INSTRUCTIONS FOR THE TASK → Extract all lines from the data beneath that include the word "INDEX".

AVAILABLE RECORDS →
****************************************
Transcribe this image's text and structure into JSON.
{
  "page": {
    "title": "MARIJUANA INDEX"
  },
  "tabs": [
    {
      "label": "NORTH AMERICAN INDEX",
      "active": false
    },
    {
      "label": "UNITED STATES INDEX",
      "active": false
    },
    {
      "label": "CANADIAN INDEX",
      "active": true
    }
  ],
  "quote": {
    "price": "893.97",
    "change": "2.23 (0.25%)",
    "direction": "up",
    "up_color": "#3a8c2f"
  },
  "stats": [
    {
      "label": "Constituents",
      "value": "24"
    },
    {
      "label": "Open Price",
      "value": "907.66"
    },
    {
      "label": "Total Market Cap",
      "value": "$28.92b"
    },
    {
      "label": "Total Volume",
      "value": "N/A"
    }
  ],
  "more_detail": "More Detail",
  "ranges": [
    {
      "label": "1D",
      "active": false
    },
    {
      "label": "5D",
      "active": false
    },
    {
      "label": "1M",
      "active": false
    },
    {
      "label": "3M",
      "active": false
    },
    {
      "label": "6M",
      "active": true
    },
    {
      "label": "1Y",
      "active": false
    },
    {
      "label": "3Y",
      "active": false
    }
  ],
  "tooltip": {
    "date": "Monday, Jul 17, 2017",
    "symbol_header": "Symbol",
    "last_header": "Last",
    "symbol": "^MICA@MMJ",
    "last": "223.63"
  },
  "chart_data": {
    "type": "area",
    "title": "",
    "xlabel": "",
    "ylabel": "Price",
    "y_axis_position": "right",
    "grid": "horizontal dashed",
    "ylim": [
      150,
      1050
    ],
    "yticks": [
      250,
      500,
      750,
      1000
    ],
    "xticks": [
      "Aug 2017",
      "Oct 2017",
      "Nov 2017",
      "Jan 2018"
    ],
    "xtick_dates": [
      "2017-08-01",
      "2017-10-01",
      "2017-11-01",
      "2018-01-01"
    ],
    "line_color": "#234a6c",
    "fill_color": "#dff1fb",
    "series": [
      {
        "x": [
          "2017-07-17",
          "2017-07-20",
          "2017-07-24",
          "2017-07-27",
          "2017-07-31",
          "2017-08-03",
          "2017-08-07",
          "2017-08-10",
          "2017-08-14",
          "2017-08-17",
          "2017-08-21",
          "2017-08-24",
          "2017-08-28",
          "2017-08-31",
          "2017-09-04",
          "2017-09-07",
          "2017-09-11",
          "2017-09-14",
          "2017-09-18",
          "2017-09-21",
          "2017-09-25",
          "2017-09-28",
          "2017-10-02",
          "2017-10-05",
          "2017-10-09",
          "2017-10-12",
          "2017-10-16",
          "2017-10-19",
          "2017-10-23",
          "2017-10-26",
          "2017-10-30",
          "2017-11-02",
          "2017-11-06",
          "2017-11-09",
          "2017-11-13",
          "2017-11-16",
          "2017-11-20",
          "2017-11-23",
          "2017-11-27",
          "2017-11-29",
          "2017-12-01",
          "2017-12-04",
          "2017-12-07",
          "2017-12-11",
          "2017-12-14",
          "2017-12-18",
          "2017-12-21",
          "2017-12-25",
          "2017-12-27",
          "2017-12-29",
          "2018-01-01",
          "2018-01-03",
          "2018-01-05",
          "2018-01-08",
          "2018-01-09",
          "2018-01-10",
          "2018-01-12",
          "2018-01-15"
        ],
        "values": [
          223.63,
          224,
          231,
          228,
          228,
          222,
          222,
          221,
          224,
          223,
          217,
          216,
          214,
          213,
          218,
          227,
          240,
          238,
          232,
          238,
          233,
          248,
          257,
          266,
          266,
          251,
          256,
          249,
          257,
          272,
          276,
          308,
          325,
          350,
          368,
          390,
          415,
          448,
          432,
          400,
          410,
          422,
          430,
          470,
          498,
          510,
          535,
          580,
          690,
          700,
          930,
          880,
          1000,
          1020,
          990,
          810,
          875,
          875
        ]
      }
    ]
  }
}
****************************************
TASK SOLUTION →
    "title": "MARIJUANA INDEX"
      "label": "NORTH AMERICAN INDEX",
      "label": "UNITED STATES INDEX",
      "label": "CANADIAN INDEX",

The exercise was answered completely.